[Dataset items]
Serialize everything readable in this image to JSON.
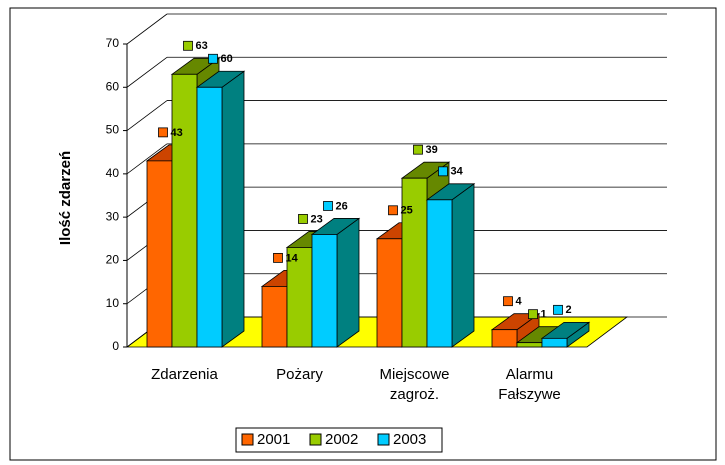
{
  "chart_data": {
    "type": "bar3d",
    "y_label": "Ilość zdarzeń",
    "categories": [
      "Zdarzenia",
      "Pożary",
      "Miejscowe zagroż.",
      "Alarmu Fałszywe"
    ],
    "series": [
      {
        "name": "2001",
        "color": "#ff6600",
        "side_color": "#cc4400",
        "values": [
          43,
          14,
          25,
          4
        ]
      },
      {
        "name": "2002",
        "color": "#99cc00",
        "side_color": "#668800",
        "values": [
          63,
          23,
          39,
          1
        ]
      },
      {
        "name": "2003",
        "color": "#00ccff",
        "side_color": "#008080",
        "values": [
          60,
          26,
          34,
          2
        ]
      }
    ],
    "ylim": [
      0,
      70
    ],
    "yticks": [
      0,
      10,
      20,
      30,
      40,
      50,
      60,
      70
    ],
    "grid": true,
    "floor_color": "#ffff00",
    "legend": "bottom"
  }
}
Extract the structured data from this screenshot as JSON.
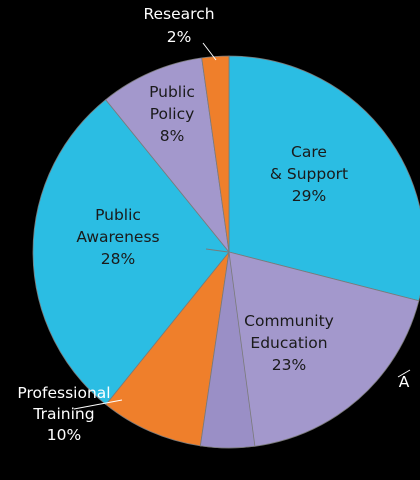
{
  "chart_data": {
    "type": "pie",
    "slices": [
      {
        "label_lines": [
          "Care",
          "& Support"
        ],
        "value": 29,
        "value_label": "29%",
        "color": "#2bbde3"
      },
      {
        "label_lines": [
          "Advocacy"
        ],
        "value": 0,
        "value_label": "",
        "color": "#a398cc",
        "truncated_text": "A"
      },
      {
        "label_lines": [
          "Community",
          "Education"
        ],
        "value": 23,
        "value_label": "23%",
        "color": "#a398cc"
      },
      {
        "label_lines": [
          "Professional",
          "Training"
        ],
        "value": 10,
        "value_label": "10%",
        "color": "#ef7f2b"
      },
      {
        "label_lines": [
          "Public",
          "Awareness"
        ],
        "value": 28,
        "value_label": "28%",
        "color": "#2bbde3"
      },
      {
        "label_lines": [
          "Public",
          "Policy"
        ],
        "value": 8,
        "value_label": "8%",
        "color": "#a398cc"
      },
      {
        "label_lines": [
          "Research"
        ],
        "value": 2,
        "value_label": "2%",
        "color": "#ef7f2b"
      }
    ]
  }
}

→ **Aim of the task**
Lines in the records that hold the word "this" are to be counted; give only the total.

→ **Solution to the problem**
2